Source records:
— Start —
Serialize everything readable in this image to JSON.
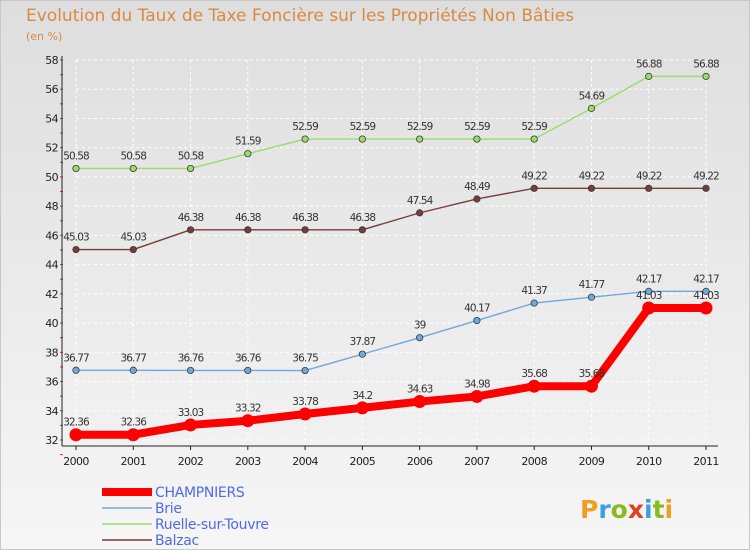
{
  "chart_data": {
    "type": "line",
    "title": "Evolution du Taux de Taxe Foncière sur les Propriétés Non Bâties",
    "subtitle": "(en %)",
    "x": [
      "2000",
      "2001",
      "2002",
      "2003",
      "2004",
      "2005",
      "2006",
      "2007",
      "2008",
      "2009",
      "2010",
      "2011"
    ],
    "ylim": [
      32,
      58
    ],
    "yticks": [
      "32",
      "34",
      "36",
      "38",
      "40",
      "42",
      "44",
      "46",
      "48",
      "50",
      "52",
      "54",
      "56",
      "58"
    ],
    "grid": true,
    "legend_position": "bottom-left",
    "series": [
      {
        "name": "CHAMPNIERS",
        "color": "#ff0000",
        "values": [
          32.36,
          32.36,
          33.03,
          33.32,
          33.78,
          34.2,
          34.63,
          34.98,
          35.68,
          35.68,
          41.03,
          41.03
        ],
        "labels": [
          "32.36",
          "32.36",
          "33.03",
          "33.32",
          "33.78",
          "34.2",
          "34.63",
          "34.98",
          "35.68",
          "35.68",
          "41.03",
          "41.03"
        ]
      },
      {
        "name": "Brie",
        "color": "#6fa8dc",
        "values": [
          36.77,
          36.77,
          36.76,
          36.76,
          36.75,
          37.87,
          39,
          40.17,
          41.37,
          41.77,
          42.17,
          42.17
        ],
        "labels": [
          "36.77",
          "36.77",
          "36.76",
          "36.76",
          "36.75",
          "37.87",
          "39",
          "40.17",
          "41.37",
          "41.77",
          "42.17",
          "42.17"
        ]
      },
      {
        "name": "Ruelle-sur-Touvre",
        "color": "#99dd66",
        "values": [
          50.58,
          50.58,
          50.58,
          51.59,
          52.59,
          52.59,
          52.59,
          52.59,
          52.59,
          54.69,
          56.88,
          56.88
        ],
        "labels": [
          "50.58",
          "50.58",
          "50.58",
          "51.59",
          "52.59",
          "52.59",
          "52.59",
          "52.59",
          "52.59",
          "54.69",
          "56.88",
          "56.88"
        ]
      },
      {
        "name": "Balzac",
        "color": "#7a3b3b",
        "values": [
          45.03,
          45.03,
          46.38,
          46.38,
          46.38,
          46.38,
          47.54,
          48.49,
          49.22,
          49.22,
          49.22,
          49.22
        ],
        "labels": [
          "45.03",
          "45.03",
          "46.38",
          "46.38",
          "46.38",
          "46.38",
          "47.54",
          "48.49",
          "49.22",
          "49.22",
          "49.22",
          "49.22"
        ]
      }
    ]
  },
  "logo": {
    "text": "Proxiti"
  }
}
— End —
● What you are asked to do: Scan the records above and report how many lines include the word "color", without any other text.

● Written response: 4